Task to complete:
Leave out the pictures and copy everything else in the entries exactly.

Exercise inputs:
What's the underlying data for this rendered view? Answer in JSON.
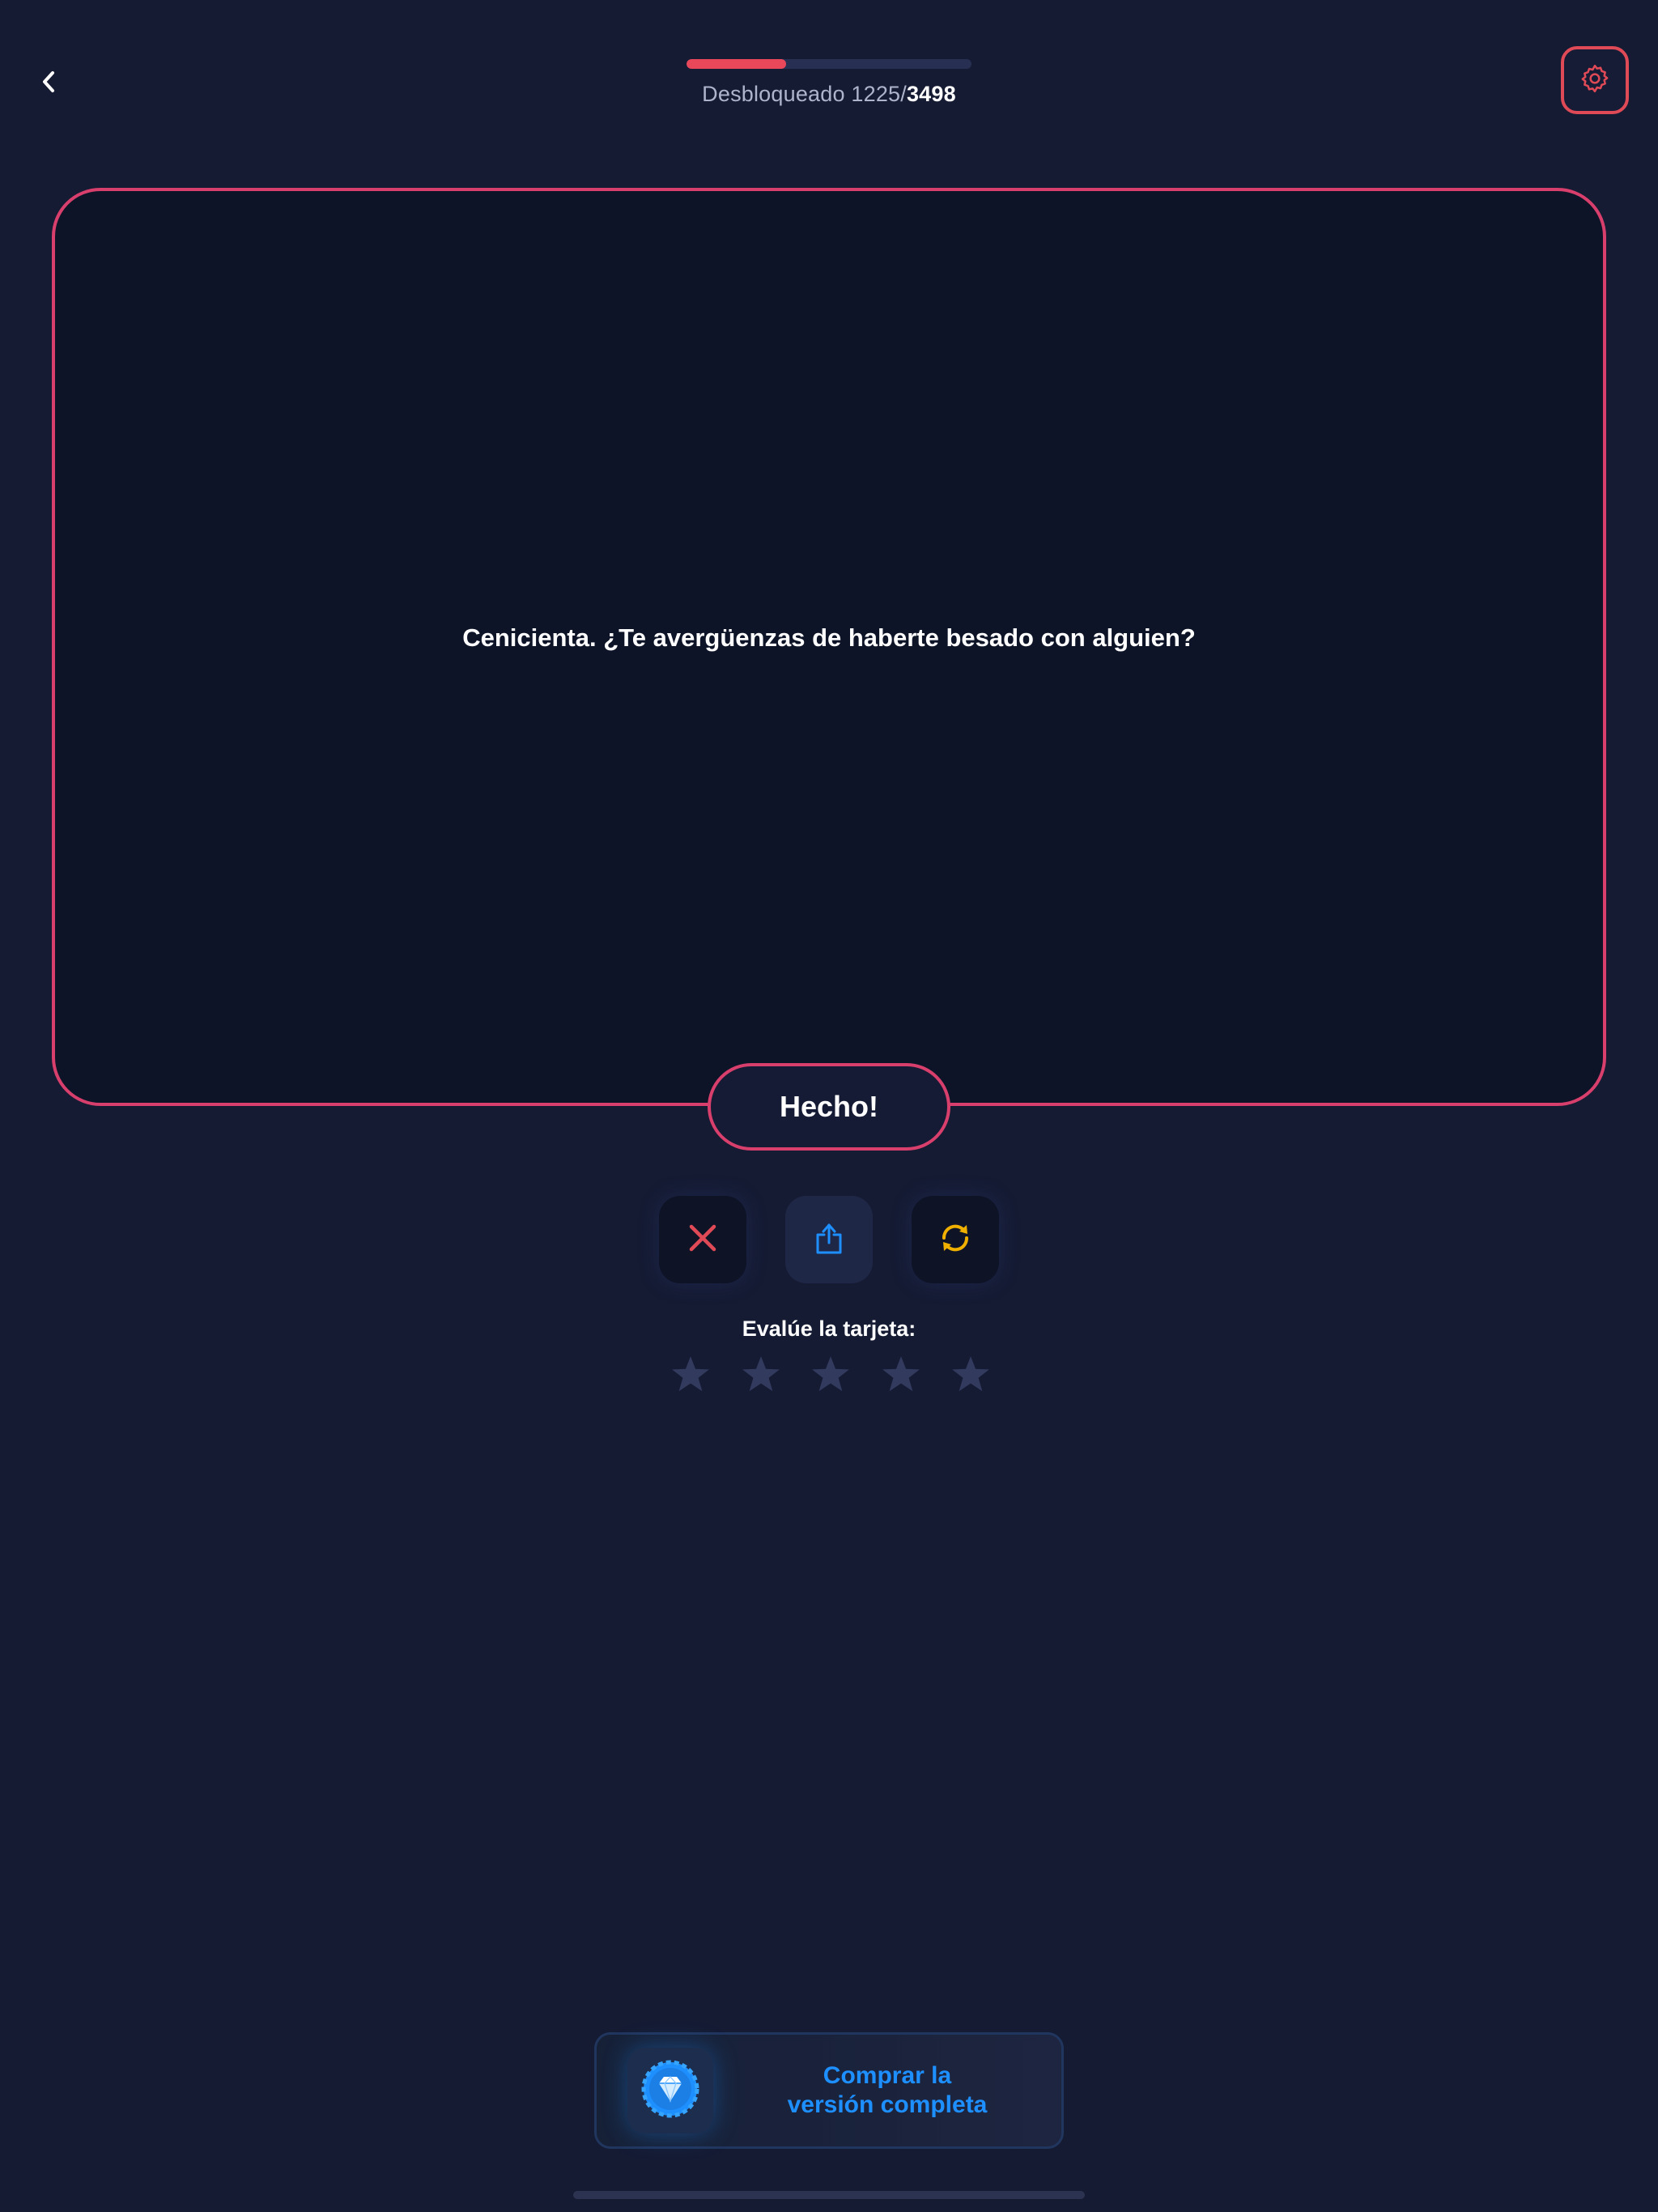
{
  "header": {
    "back_icon": "chevron-left-icon",
    "progress": {
      "label": "Desbloqueado 1225/",
      "unlocked": 1225,
      "total": "3498",
      "fraction": 0.35
    },
    "settings_icon": "gear-icon"
  },
  "card": {
    "text": "Cenicienta. ¿Te avergüenzas de haberte besado con alguien?",
    "done_label": "Hecho!"
  },
  "actions": {
    "dismiss_icon": "close-icon",
    "share_icon": "share-icon",
    "refresh_icon": "refresh-icon"
  },
  "rating": {
    "label": "Evalúe la tarjeta:",
    "stars": 5,
    "value": 0
  },
  "purchase": {
    "icon": "diamond-icon",
    "line1": "Comprar la",
    "line2": "versión completa"
  },
  "colors": {
    "background": "#151b33",
    "card_border": "#d83f6c",
    "progress_fill": "#e8485a",
    "dismiss": "#e04a57",
    "share": "#1e8fff",
    "refresh": "#f0b000",
    "star_empty": "#323a5e",
    "purchase_text": "#1e8fff"
  }
}
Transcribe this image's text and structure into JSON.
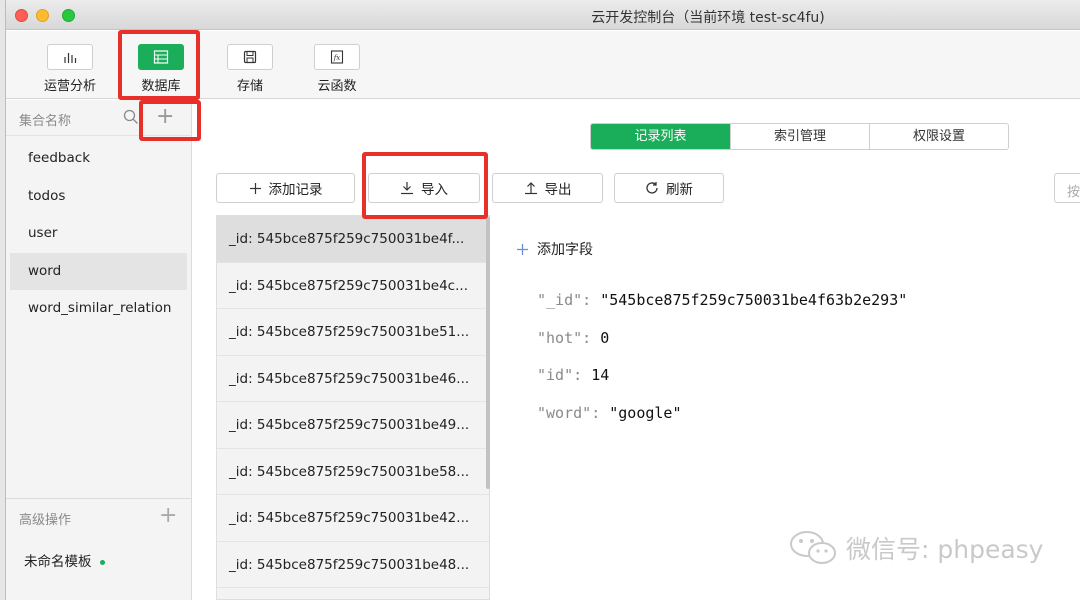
{
  "window": {
    "title": "云开发控制台（当前环境 test-sc4fu)"
  },
  "toolbar": {
    "items": [
      {
        "label": "运营分析",
        "icon": "bar-chart-icon"
      },
      {
        "label": "数据库",
        "icon": "database-icon",
        "active": true
      },
      {
        "label": "存储",
        "icon": "save-disk-icon"
      },
      {
        "label": "云函数",
        "icon": "function-icon"
      }
    ]
  },
  "sidebar": {
    "header": "集合名称",
    "collections": [
      "feedback",
      "todos",
      "user",
      "word",
      "word_similar_relation"
    ],
    "selected": "word",
    "advanced_header": "高级操作",
    "template": "未命名模板"
  },
  "tabs": [
    {
      "label": "记录列表",
      "active": true
    },
    {
      "label": "索引管理"
    },
    {
      "label": "权限设置"
    }
  ],
  "actions": {
    "add": "添加记录",
    "import": "导入",
    "export": "导出",
    "refresh": "刷新",
    "search_placeholder": "按"
  },
  "records": [
    "_id: 545bce875f259c750031be4f...",
    "_id: 545bce875f259c750031be4c...",
    "_id: 545bce875f259c750031be51...",
    "_id: 545bce875f259c750031be46...",
    "_id: 545bce875f259c750031be49...",
    "_id: 545bce875f259c750031be58...",
    "_id: 545bce875f259c750031be42...",
    "_id: 545bce875f259c750031be48..."
  ],
  "detail": {
    "add_field": "添加字段",
    "fields": [
      {
        "key": "\"_id\"",
        "value": "\"545bce875f259c750031be4f63b2e293\""
      },
      {
        "key": "\"hot\"",
        "value": "0"
      },
      {
        "key": "\"id\"",
        "value": "14"
      },
      {
        "key": "\"word\"",
        "value": "\"google\""
      }
    ]
  },
  "watermark": "微信号: phpeasy",
  "colors": {
    "accent": "#1aad5a",
    "highlight": "#e8302a"
  }
}
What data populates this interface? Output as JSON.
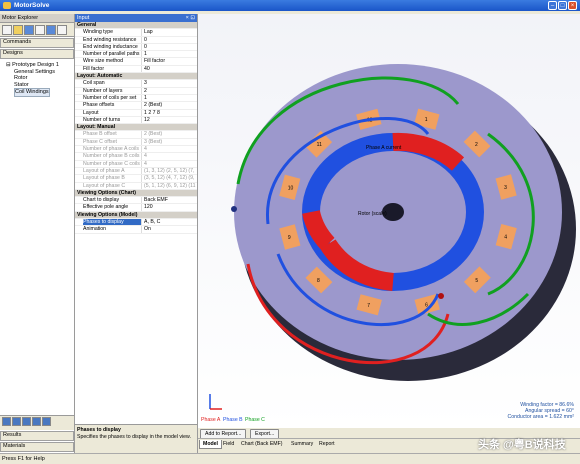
{
  "app": {
    "title": "MotorSolve"
  },
  "explorer": {
    "title": "Motor Explorer",
    "commands_label": "Commands",
    "designs_label": "Designs",
    "tree": [
      {
        "label": "Prototype Design 1",
        "level": 1
      },
      {
        "label": "General Settings",
        "level": 2
      },
      {
        "label": "Rotor",
        "level": 2
      },
      {
        "label": "Stator",
        "level": 2
      },
      {
        "label": "Coil Windings",
        "level": 2,
        "selected": true
      }
    ],
    "results_label": "Results",
    "materials_label": "Materials"
  },
  "input": {
    "title": "Input",
    "properties": [
      {
        "type": "cat",
        "k": "General"
      },
      {
        "k": "Winding type",
        "v": "Lap"
      },
      {
        "k": "End winding resistance",
        "v": "0"
      },
      {
        "k": "End winding inductance",
        "v": "0"
      },
      {
        "k": "Number of parallel paths",
        "v": "1"
      },
      {
        "k": "Wire size method",
        "v": "Fill factor"
      },
      {
        "k": "Fill factor",
        "v": "40"
      },
      {
        "type": "cat",
        "k": "Layout: Automatic"
      },
      {
        "k": "Coil span",
        "v": "3"
      },
      {
        "k": "Number of layers",
        "v": "2"
      },
      {
        "k": "Number of coils per set",
        "v": "1"
      },
      {
        "k": "Phase offsets",
        "v": "2 (Best)"
      },
      {
        "k": "Layout",
        "v": "1 2 7 8"
      },
      {
        "k": "Number of turns",
        "v": "12"
      },
      {
        "type": "cat",
        "k": "Layout: Manual"
      },
      {
        "type": "dis",
        "k": "Phase B offset",
        "v": "2 (Best)"
      },
      {
        "type": "dis",
        "k": "Phase C offset",
        "v": "3 (Best)"
      },
      {
        "type": "dis",
        "k": "Number of phase A coils",
        "v": "4"
      },
      {
        "type": "dis",
        "k": "Number of phase B coils",
        "v": "4"
      },
      {
        "type": "dis",
        "k": "Number of phase C coils",
        "v": "4"
      },
      {
        "type": "dis",
        "k": "Layout of phase A",
        "v": "(1, 3, 12) (2, 5, 12) (7,"
      },
      {
        "type": "dis",
        "k": "Layout of phase B",
        "v": "(3, 5, 12) (4, 7, 12) (9,"
      },
      {
        "type": "dis",
        "k": "Layout of phase C",
        "v": "(5, 1, 12) (6, 9, 12) (11"
      },
      {
        "type": "cat",
        "k": "Viewing Options (Chart)"
      },
      {
        "k": "Chart to display",
        "v": "Back EMF"
      },
      {
        "k": "Effective pole angle",
        "v": "120"
      },
      {
        "type": "cat",
        "k": "Viewing Options (Model)"
      },
      {
        "type": "sel",
        "k": "Phases to display",
        "v": "A, B, C"
      },
      {
        "k": "Animation",
        "v": "On"
      }
    ],
    "desc_title": "Phases to display",
    "desc_text": "Specifies the phases to display in the model view."
  },
  "view": {
    "phase_a_label": "Phase A current",
    "rotor_label": "Rotor (scale)",
    "legend": [
      "Phase A",
      "Phase B",
      "Phase C"
    ],
    "stats": [
      "Winding factor = 86.6%",
      "Angular spread = 60°",
      "Conductor area = 1.622 mm²"
    ],
    "slot_numbers": [
      "1",
      "2",
      "3",
      "4",
      "5",
      "6",
      "7",
      "8",
      "9",
      "10",
      "11",
      "12"
    ]
  },
  "actions": {
    "add_to_report": "Add to Report...",
    "export": "Export..."
  },
  "tabs": [
    "Model",
    "Field",
    "Chart (Back EMF)",
    "Summary",
    "Report"
  ],
  "status": "Press F1 for Help",
  "watermark": "头条 @粤B说科技",
  "colors": {
    "phase_a": "#e02020",
    "phase_b": "#2050e0",
    "phase_c": "#10a020",
    "tooth": "#f0a060",
    "stator": "#9a96c8"
  }
}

Written response:
What's the underlying data for this rendered view? Answer in JSON.
{
  "header": {
    "back_icon": "chevron-left-icon",
    "progress": {
      "label": "Desbloqueado 1225/",
      "unlocked": 1225,
      "total": "3498",
      "fraction": 0.35
    },
    "settings_icon": "gear-icon"
  },
  "card": {
    "text": "Cenicienta. ¿Te avergüenzas de haberte besado con alguien?",
    "done_label": "Hecho!"
  },
  "actions": {
    "dismiss_icon": "close-icon",
    "share_icon": "share-icon",
    "refresh_icon": "refresh-icon"
  },
  "rating": {
    "label": "Evalúe la tarjeta:",
    "stars": 5,
    "value": 0
  },
  "purchase": {
    "icon": "diamond-icon",
    "line1": "Comprar la",
    "line2": "versión completa"
  },
  "colors": {
    "background": "#151b33",
    "card_border": "#d83f6c",
    "progress_fill": "#e8485a",
    "dismiss": "#e04a57",
    "share": "#1e8fff",
    "refresh": "#f0b000",
    "star_empty": "#323a5e",
    "purchase_text": "#1e8fff"
  }
}
Transcribe this image's text and structure into JSON.
{
  "window": {
    "title": "云开发控制台（当前环境 test-sc4fu)"
  },
  "toolbar": {
    "items": [
      {
        "label": "运营分析",
        "icon": "bar-chart-icon"
      },
      {
        "label": "数据库",
        "icon": "database-icon",
        "active": true
      },
      {
        "label": "存储",
        "icon": "save-disk-icon"
      },
      {
        "label": "云函数",
        "icon": "function-icon"
      }
    ]
  },
  "sidebar": {
    "header": "集合名称",
    "collections": [
      "feedback",
      "todos",
      "user",
      "word",
      "word_similar_relation"
    ],
    "selected": "word",
    "advanced_header": "高级操作",
    "template": "未命名模板"
  },
  "tabs": [
    {
      "label": "记录列表",
      "active": true
    },
    {
      "label": "索引管理"
    },
    {
      "label": "权限设置"
    }
  ],
  "actions": {
    "add": "添加记录",
    "import": "导入",
    "export": "导出",
    "refresh": "刷新",
    "search_placeholder": "按"
  },
  "records": [
    "_id: 545bce875f259c750031be4f...",
    "_id: 545bce875f259c750031be4c...",
    "_id: 545bce875f259c750031be51...",
    "_id: 545bce875f259c750031be46...",
    "_id: 545bce875f259c750031be49...",
    "_id: 545bce875f259c750031be58...",
    "_id: 545bce875f259c750031be42...",
    "_id: 545bce875f259c750031be48..."
  ],
  "detail": {
    "add_field": "添加字段",
    "fields": [
      {
        "key": "\"_id\"",
        "value": "\"545bce875f259c750031be4f63b2e293\""
      },
      {
        "key": "\"hot\"",
        "value": "0"
      },
      {
        "key": "\"id\"",
        "value": "14"
      },
      {
        "key": "\"word\"",
        "value": "\"google\""
      }
    ]
  },
  "watermark": "微信号: phpeasy",
  "colors": {
    "accent": "#1aad5a",
    "highlight": "#e8302a"
  }
}
What data populates this interface? Output as JSON.
{
  "app": {
    "title": "MotorSolve"
  },
  "explorer": {
    "title": "Motor Explorer",
    "commands_label": "Commands",
    "designs_label": "Designs",
    "tree": [
      {
        "label": "Prototype Design 1",
        "level": 1
      },
      {
        "label": "General Settings",
        "level": 2
      },
      {
        "label": "Rotor",
        "level": 2
      },
      {
        "label": "Stator",
        "level": 2
      },
      {
        "label": "Coil Windings",
        "level": 2,
        "selected": true
      }
    ],
    "results_label": "Results",
    "materials_label": "Materials"
  },
  "input": {
    "title": "Input",
    "properties": [
      {
        "type": "cat",
        "k": "General"
      },
      {
        "k": "Winding type",
        "v": "Lap"
      },
      {
        "k": "End winding resistance",
        "v": "0"
      },
      {
        "k": "End winding inductance",
        "v": "0"
      },
      {
        "k": "Number of parallel paths",
        "v": "1"
      },
      {
        "k": "Wire size method",
        "v": "Fill factor"
      },
      {
        "k": "Fill factor",
        "v": "40"
      },
      {
        "type": "cat",
        "k": "Layout: Automatic"
      },
      {
        "k": "Coil span",
        "v": "3"
      },
      {
        "k": "Number of layers",
        "v": "2"
      },
      {
        "k": "Number of coils per set",
        "v": "1"
      },
      {
        "k": "Phase offsets",
        "v": "2 (Best)"
      },
      {
        "k": "Layout",
        "v": "1 2 7 8"
      },
      {
        "k": "Number of turns",
        "v": "12"
      },
      {
        "type": "cat",
        "k": "Layout: Manual"
      },
      {
        "type": "dis",
        "k": "Phase B offset",
        "v": "2 (Best)"
      },
      {
        "type": "dis",
        "k": "Phase C offset",
        "v": "3 (Best)"
      },
      {
        "type": "dis",
        "k": "Number of phase A coils",
        "v": "4"
      },
      {
        "type": "dis",
        "k": "Number of phase B coils",
        "v": "4"
      },
      {
        "type": "dis",
        "k": "Number of phase C coils",
        "v": "4"
      },
      {
        "type": "dis",
        "k": "Layout of phase A",
        "v": "(1, 3, 12) (2, 5, 12) (7,"
      },
      {
        "type": "dis",
        "k": "Layout of phase B",
        "v": "(3, 5, 12) (4, 7, 12) (9,"
      },
      {
        "type": "dis",
        "k": "Layout of phase C",
        "v": "(5, 1, 12) (6, 9, 12) (11"
      },
      {
        "type": "cat",
        "k": "Viewing Options (Chart)"
      },
      {
        "k": "Chart to display",
        "v": "Back EMF"
      },
      {
        "k": "Effective pole angle",
        "v": "120"
      },
      {
        "type": "cat",
        "k": "Viewing Options (Model)"
      },
      {
        "type": "sel",
        "k": "Phases to display",
        "v": "A, B, C"
      },
      {
        "k": "Animation",
        "v": "On"
      }
    ],
    "desc_title": "Phases to display",
    "desc_text": "Specifies the phases to display in the model view."
  },
  "view": {
    "phase_a_label": "Phase A current",
    "rotor_label": "Rotor (scale)",
    "legend": [
      "Phase A",
      "Phase B",
      "Phase C"
    ],
    "stats": [
      "Winding factor = 86.6%",
      "Angular spread = 60°",
      "Conductor area = 1.622 mm²"
    ],
    "slot_numbers": [
      "1",
      "2",
      "3",
      "4",
      "5",
      "6",
      "7",
      "8",
      "9",
      "10",
      "11",
      "12"
    ]
  },
  "actions": {
    "add_to_report": "Add to Report...",
    "export": "Export..."
  },
  "tabs": [
    "Model",
    "Field",
    "Chart (Back EMF)",
    "Summary",
    "Report"
  ],
  "status": "Press F1 for Help",
  "watermark": "头条 @粤B说科技",
  "colors": {
    "phase_a": "#e02020",
    "phase_b": "#2050e0",
    "phase_c": "#10a020",
    "tooth": "#f0a060",
    "stator": "#9a96c8"
  }
}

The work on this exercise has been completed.